BRIEF: Locate all lines with the word "name" and copy them out.

begin RECORD EXTRACTS

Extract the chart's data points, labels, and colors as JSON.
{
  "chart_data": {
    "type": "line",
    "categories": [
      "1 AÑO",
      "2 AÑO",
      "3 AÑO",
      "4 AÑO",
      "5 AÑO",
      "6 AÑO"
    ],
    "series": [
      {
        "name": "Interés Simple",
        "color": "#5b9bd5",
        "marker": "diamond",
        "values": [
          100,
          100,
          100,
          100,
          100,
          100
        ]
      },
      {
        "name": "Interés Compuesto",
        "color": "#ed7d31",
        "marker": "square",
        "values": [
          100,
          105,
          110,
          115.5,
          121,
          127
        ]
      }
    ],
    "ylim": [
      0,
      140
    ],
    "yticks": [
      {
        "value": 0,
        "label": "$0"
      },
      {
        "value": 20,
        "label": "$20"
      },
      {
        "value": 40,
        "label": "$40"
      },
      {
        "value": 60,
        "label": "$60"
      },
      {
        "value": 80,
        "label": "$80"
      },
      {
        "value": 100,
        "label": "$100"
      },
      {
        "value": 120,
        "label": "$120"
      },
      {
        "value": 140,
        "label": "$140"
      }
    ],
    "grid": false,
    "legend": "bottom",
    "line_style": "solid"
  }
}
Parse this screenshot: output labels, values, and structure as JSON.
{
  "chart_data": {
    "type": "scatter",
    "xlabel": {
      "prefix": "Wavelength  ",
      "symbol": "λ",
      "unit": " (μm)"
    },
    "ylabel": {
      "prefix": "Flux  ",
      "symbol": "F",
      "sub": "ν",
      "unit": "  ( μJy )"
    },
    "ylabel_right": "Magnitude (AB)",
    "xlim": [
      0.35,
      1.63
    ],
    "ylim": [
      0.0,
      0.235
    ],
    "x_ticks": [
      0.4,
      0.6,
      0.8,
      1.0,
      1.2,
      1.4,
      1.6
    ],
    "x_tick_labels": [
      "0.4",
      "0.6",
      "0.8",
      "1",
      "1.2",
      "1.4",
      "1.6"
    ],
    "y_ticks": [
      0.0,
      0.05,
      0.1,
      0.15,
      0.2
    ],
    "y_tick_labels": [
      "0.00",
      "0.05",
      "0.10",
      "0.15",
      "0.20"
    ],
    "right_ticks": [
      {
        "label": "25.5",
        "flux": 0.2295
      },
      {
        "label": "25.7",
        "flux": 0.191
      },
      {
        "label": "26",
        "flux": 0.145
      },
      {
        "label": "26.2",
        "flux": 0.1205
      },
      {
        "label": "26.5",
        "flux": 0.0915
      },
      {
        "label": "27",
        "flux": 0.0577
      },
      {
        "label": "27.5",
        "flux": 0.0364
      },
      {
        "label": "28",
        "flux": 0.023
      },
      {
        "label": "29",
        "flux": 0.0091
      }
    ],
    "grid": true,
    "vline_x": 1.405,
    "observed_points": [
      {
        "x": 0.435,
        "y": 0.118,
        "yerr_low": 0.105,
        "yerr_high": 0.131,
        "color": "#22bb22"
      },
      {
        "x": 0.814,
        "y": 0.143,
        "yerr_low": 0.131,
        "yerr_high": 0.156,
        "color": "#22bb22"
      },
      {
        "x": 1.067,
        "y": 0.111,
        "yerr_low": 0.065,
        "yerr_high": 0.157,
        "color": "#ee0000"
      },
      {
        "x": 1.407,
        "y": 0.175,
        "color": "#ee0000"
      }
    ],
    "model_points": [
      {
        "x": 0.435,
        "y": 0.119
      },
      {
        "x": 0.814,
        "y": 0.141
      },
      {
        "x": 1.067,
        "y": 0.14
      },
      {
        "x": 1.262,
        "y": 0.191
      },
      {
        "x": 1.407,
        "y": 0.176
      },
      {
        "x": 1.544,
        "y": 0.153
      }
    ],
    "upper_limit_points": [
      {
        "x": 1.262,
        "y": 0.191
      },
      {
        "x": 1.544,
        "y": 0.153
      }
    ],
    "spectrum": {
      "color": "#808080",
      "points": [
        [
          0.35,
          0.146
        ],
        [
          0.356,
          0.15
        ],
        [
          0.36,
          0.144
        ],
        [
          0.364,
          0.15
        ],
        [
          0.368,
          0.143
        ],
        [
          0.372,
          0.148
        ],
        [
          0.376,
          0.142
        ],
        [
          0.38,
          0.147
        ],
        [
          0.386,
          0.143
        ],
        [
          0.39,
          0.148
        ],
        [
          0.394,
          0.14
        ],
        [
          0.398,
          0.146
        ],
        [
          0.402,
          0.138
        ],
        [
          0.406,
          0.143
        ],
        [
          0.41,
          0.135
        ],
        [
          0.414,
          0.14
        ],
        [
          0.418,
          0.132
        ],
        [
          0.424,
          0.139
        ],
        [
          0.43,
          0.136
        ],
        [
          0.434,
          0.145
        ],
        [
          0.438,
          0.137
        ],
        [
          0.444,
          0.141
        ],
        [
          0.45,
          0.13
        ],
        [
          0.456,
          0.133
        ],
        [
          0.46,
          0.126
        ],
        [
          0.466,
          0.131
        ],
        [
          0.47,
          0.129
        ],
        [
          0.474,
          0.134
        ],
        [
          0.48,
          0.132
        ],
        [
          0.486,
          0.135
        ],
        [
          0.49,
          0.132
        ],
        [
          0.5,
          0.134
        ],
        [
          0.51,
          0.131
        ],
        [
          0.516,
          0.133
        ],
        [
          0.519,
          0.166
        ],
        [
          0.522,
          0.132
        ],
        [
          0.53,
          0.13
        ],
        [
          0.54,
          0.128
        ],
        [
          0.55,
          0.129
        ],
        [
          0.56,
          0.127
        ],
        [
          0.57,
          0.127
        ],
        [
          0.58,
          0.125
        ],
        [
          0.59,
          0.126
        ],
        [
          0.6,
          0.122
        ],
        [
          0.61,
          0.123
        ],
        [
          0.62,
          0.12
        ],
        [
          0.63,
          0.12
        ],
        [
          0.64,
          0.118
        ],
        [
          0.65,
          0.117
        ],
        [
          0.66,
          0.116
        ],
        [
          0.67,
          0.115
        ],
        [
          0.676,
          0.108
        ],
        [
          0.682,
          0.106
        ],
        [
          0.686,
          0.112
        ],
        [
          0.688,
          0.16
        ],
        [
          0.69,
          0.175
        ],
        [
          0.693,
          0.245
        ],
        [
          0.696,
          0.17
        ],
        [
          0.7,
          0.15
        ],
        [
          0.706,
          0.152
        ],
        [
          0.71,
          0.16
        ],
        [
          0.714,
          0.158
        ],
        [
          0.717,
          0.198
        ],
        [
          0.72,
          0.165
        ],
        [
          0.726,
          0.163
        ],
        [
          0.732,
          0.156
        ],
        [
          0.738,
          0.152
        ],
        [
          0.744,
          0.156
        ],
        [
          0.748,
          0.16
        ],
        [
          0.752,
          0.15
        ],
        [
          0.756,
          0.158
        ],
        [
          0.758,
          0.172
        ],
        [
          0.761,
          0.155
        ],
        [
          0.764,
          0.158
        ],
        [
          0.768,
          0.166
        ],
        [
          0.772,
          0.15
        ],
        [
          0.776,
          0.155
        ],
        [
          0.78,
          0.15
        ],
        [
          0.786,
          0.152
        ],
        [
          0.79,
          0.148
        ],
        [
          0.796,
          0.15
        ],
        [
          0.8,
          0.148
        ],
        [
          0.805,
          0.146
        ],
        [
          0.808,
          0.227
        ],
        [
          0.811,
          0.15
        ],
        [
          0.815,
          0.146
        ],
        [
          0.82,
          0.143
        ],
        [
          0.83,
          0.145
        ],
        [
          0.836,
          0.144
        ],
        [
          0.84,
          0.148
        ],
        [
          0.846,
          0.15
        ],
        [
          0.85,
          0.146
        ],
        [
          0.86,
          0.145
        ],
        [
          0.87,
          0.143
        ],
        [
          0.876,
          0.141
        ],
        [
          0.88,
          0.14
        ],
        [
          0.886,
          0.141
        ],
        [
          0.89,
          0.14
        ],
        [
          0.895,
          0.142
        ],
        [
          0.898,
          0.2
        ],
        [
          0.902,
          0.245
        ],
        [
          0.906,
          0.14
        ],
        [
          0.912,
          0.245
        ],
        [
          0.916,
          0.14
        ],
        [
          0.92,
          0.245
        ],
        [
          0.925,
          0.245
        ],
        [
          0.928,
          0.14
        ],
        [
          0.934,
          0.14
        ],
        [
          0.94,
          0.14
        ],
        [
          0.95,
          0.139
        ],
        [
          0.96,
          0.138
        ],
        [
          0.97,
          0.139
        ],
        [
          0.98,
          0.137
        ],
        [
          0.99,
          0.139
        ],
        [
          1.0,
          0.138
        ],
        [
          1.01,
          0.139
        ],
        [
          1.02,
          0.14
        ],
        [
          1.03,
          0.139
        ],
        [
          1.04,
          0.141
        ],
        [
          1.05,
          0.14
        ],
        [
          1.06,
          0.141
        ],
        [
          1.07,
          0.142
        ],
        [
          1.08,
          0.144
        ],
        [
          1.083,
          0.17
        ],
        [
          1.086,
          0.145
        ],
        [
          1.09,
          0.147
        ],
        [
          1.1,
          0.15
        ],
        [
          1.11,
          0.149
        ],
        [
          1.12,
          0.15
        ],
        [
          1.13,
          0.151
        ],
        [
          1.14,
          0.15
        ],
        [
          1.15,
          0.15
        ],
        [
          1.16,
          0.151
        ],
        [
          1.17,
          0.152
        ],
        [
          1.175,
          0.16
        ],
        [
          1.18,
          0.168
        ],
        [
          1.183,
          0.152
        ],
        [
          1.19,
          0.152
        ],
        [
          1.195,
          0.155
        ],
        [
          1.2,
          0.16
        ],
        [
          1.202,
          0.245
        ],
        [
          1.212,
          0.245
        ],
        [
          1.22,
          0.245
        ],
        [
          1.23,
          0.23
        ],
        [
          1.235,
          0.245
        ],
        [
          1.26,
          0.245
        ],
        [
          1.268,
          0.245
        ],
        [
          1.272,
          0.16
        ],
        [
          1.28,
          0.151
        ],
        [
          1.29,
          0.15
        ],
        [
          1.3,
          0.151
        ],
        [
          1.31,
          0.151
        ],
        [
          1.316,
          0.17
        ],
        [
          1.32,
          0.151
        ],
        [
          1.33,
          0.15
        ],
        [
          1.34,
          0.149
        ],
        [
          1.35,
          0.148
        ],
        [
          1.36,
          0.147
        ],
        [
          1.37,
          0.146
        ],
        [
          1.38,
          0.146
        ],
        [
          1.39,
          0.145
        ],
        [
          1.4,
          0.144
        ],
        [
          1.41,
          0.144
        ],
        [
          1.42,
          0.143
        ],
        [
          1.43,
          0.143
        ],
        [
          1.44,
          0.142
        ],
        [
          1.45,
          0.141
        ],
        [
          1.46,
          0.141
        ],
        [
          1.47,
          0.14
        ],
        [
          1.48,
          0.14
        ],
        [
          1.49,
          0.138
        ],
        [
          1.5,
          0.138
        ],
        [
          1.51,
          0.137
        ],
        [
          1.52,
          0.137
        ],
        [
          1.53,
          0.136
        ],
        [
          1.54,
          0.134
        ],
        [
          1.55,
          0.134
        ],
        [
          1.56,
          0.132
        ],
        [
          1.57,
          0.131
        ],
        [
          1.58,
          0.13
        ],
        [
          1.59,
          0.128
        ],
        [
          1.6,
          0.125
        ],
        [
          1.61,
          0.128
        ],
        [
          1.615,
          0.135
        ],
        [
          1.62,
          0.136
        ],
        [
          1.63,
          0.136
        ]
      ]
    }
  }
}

end RECORD EXTRACTS

RESPONSE TO THIS TASK:
        "name": "Interés Simple",
        "name": "Interés Compuesto",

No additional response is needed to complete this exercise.